EXERCISE TASK →
Each entry should be quoted word for word, including every mark of punctuation.

SUPPLIED MATERIAL →

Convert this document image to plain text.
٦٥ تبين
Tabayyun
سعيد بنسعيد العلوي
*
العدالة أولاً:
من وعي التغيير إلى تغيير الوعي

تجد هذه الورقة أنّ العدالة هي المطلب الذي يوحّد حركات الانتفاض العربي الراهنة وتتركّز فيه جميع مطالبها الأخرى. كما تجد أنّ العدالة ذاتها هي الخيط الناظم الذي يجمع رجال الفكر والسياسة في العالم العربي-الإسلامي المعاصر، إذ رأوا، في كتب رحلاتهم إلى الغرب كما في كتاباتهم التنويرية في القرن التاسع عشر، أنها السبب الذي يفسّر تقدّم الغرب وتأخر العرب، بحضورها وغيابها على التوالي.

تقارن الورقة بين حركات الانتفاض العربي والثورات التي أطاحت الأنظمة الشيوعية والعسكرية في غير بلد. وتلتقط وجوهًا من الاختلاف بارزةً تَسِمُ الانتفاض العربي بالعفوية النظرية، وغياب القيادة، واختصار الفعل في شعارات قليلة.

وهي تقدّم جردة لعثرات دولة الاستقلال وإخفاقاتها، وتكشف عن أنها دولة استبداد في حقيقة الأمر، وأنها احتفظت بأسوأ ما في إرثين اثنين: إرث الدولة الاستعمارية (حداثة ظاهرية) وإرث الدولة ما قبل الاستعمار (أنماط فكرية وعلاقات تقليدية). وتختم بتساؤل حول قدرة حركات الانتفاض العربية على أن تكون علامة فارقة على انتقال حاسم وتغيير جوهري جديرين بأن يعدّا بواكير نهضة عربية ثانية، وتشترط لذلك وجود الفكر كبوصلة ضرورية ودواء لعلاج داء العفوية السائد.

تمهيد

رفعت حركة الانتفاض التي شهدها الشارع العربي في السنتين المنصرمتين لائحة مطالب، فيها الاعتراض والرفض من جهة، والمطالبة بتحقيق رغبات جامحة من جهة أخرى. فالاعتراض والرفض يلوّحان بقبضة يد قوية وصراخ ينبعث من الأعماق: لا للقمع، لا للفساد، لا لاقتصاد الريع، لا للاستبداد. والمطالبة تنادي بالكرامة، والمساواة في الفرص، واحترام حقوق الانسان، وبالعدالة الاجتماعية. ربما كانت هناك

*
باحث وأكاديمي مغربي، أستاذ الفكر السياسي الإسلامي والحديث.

COMPLETED EXERCISE →
Convert this document image to plain text.
٦٥ تبين
Tabayyun
سعيد بنسعيد العلوي
*
العدالة أولاً:
من وعي التغيير إلى تغيير الوعي

تجد هذه الورقة أنّ العدالة هي المطلب الذي يوحّد حركات الانتفاض العربي الراهنة وتتركّز فيه جميع مطالبها الأخرى. كما تجد أنّ العدالة ذاتها هي الخيط الناظم الذي يجمع رجال الفكر والسياسة في العالم العربي-الإسلامي المعاصر، إذ رأوا، في كتب رحلاتهم إلى الغرب كما في كتاباتهم التنويرية في القرن التاسع عشر، أنها السبب الذي يفسّر تقدّم الغرب وتأخر العرب، بحضورها وغيابها على التوالي.

تقارن الورقة بين حركات الانتفاض العربي والثورات التي أطاحت الأنظمة الشيوعية والعسكرية في غير بلد. وتلتقط وجوهًا من الاختلاف بارزةً تَسِمُ الانتفاض العربي بالعفوية النظرية، وغياب القيادة، واختصار الفعل في شعارات قليلة.

وهي تقدّم جردة لعثرات دولة الاستقلال وإخفاقاتها، وتكشف عن أنها دولة استبداد في حقيقة الأمر، وأنها احتفظت بأسوأ ما في إرثين اثنين: إرث الدولة الاستعمارية (حداثة ظاهرية) وإرث الدولة ما قبل الاستعمار (أنماط فكرية وعلاقات تقليدية). وتختم بتساؤل حول قدرة حركات الانتفاض العربية على أن تكون علامة فارقة على انتقال حاسم وتغيير جوهري جديرين بأن يعدّا بواكير نهضة عربية ثانية، وتشترط لذلك وجود الفكر كبوصلة ضرورية ودواء لعلاج داء العفوية السائد.

تمهيد

رفعت حركة الانتفاض التي شهدها الشارع العربي في السنتين المنصرمتين لائحة مطالب، فيها الاعتراض والرفض من جهة، والمطالبة بتحقيق رغبات جامحة من جهة أخرى. فالاعتراض والرفض يلوّحان بقبضة يد قوية وصراخ ينبعث من الأعماق: لا للقمع، لا للفساد، لا لاقتصاد الريع، لا للاستبداد. والمطالبة تنادي بالكرامة، والمساواة في الفرص، واحترام حقوق الانسان، وبالعدالة الاجتماعية. ربما كانت هناك

*
باحث وأكاديمي مغربي، أستاذ الفكر السياسي الإسلامي والحديث.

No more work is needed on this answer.